::: SUPPLIED MATERIAL :::

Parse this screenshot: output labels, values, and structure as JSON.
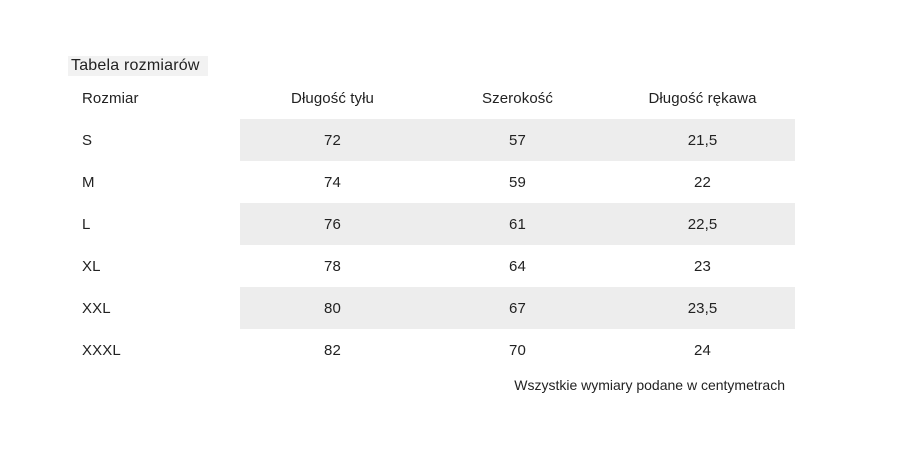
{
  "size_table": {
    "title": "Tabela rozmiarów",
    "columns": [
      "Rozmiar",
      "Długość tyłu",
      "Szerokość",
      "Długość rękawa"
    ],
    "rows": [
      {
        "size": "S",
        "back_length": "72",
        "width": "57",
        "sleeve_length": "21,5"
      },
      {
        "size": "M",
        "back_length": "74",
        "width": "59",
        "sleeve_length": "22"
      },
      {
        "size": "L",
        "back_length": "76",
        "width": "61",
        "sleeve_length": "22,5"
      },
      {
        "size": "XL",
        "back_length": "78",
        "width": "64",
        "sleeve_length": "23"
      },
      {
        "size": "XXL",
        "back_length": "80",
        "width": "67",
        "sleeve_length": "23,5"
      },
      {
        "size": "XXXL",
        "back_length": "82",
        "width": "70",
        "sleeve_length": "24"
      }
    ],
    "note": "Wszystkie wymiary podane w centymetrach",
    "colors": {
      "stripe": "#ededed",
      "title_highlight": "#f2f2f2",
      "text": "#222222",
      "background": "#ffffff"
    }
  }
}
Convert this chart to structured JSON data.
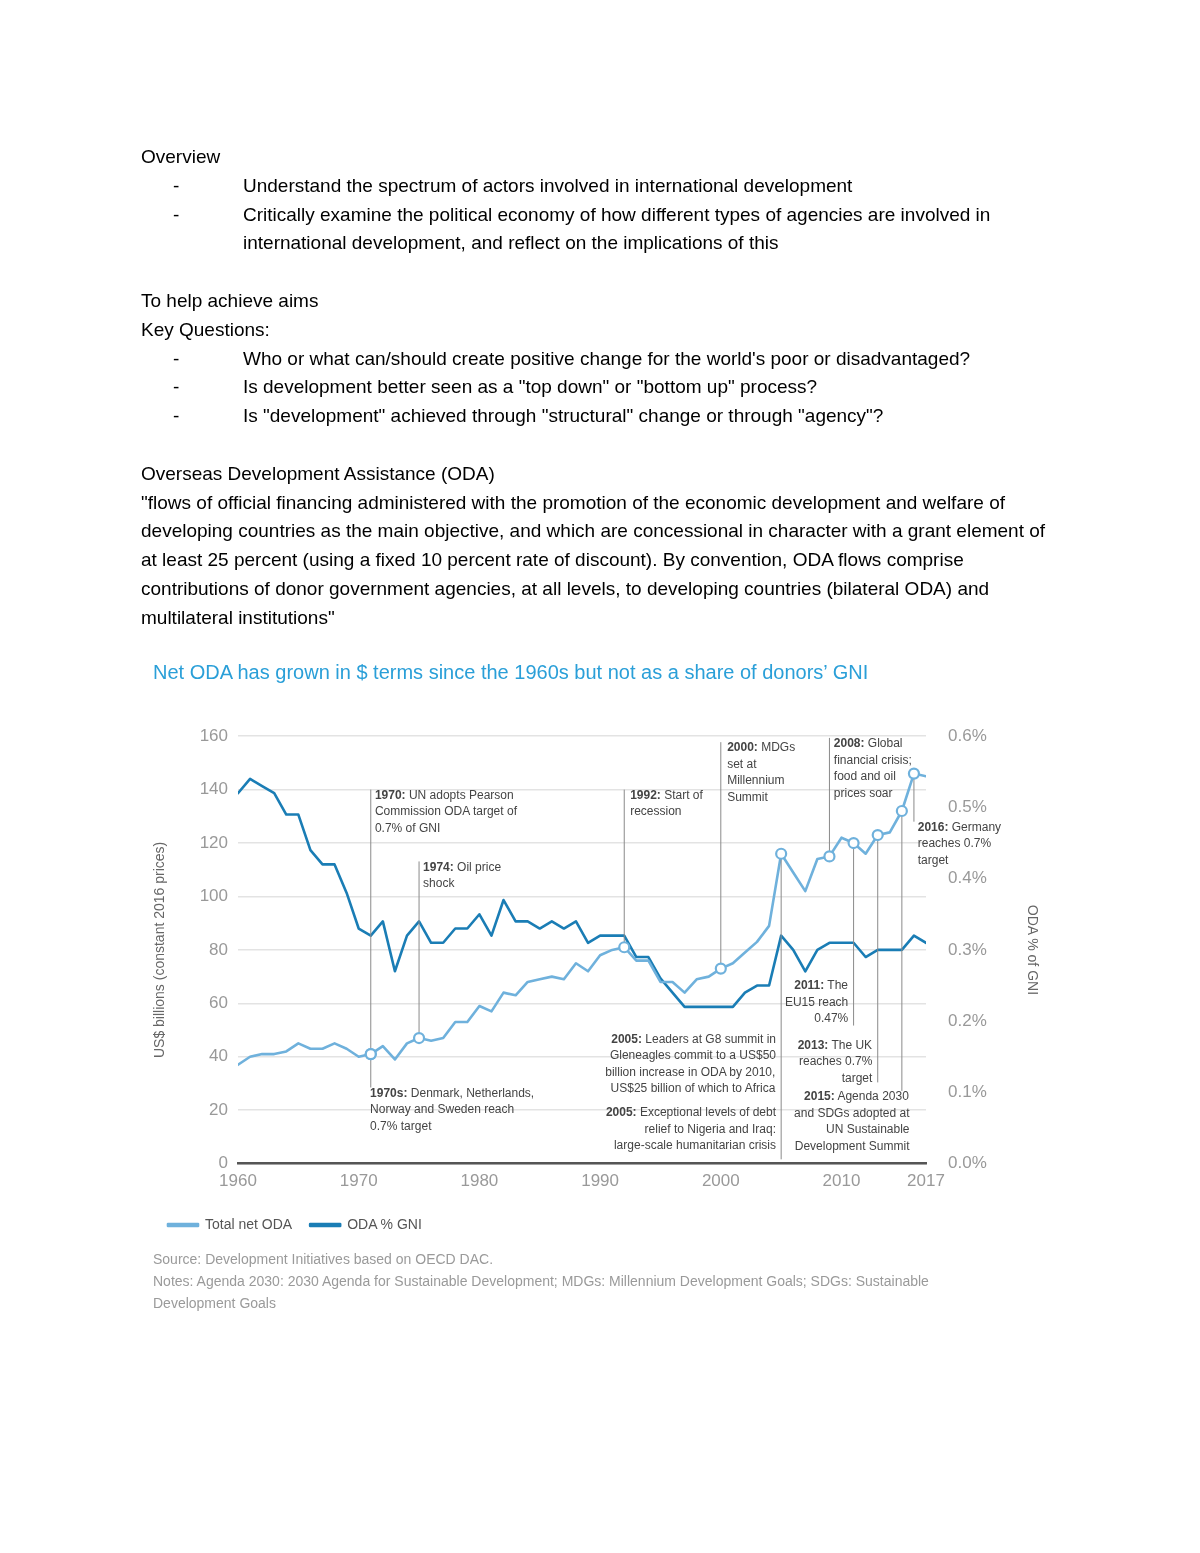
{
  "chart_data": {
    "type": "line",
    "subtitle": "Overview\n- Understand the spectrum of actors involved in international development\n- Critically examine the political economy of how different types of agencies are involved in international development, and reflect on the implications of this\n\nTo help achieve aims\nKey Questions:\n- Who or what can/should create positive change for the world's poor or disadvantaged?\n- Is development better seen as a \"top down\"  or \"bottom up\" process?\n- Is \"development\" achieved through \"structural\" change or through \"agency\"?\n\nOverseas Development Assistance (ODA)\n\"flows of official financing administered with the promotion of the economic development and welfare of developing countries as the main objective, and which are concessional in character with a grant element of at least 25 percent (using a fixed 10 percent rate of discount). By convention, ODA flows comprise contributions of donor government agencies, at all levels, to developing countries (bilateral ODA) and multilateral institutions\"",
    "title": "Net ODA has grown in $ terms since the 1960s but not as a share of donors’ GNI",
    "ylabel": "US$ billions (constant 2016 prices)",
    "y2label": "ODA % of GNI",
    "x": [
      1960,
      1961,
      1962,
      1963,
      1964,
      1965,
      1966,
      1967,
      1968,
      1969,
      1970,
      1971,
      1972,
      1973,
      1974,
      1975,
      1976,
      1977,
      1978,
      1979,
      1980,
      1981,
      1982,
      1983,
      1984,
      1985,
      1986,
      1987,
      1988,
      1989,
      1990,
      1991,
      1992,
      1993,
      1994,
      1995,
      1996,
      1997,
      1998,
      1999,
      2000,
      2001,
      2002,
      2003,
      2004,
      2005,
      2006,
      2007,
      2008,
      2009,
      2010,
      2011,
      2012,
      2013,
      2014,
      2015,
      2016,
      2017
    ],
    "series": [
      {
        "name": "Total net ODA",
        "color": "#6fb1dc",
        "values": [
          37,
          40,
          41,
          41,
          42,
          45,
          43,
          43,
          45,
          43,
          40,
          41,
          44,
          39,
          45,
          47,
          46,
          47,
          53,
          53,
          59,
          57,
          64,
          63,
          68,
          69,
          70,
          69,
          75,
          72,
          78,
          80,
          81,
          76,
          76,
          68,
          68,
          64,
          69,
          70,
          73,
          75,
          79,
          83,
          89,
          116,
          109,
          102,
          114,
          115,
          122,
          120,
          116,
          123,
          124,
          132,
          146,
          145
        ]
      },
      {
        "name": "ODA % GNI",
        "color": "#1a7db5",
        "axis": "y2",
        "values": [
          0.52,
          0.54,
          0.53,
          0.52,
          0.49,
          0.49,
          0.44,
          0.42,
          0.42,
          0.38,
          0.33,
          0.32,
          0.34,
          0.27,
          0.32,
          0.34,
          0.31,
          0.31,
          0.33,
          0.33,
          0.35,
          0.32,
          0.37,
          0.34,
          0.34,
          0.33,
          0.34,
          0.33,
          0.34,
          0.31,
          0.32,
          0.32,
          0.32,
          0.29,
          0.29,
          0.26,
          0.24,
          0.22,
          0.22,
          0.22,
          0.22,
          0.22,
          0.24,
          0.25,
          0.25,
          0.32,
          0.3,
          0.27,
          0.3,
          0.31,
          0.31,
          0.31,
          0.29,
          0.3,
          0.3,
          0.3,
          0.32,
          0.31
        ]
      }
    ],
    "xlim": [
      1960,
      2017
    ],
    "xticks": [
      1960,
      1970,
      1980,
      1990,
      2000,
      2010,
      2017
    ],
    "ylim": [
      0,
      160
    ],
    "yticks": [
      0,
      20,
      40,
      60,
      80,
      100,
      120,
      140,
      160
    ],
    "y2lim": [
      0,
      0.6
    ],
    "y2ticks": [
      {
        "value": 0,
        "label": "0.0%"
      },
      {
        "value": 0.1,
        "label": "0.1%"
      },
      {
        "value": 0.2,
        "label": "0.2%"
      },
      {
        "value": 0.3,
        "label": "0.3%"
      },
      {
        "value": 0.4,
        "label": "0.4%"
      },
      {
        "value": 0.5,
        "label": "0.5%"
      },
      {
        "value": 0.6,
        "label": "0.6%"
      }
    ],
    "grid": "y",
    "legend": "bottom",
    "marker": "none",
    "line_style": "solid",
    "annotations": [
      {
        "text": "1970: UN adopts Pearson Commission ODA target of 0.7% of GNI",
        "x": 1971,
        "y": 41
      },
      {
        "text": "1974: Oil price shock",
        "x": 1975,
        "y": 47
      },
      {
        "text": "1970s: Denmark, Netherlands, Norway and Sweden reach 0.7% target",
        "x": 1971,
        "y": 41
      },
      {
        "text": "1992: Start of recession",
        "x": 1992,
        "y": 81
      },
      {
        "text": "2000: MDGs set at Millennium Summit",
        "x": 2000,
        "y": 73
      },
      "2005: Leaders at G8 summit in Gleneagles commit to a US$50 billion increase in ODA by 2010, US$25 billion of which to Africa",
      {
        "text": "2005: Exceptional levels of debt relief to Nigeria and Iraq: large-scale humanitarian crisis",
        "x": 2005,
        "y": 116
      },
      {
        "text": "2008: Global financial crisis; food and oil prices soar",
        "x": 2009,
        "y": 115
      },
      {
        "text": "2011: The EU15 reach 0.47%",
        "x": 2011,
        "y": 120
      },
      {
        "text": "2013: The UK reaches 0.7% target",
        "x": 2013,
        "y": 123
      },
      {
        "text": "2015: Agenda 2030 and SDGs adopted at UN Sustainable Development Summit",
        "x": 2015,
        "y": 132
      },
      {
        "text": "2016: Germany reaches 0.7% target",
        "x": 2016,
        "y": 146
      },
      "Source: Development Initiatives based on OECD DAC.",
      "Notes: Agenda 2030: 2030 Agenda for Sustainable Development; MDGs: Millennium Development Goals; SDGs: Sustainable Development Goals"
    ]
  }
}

:::

[JOB]
Look through the entries and find each line that has the string "MDGs". Copy those lines.

[FULL ANSWER]
        "text": "2000: MDGs set at Millennium Summit",
      "Notes: Agenda 2030: 2030 Agenda for Sustainable Development; MDGs: Millennium Development Goals; SDGs: Sustainable Development Goals"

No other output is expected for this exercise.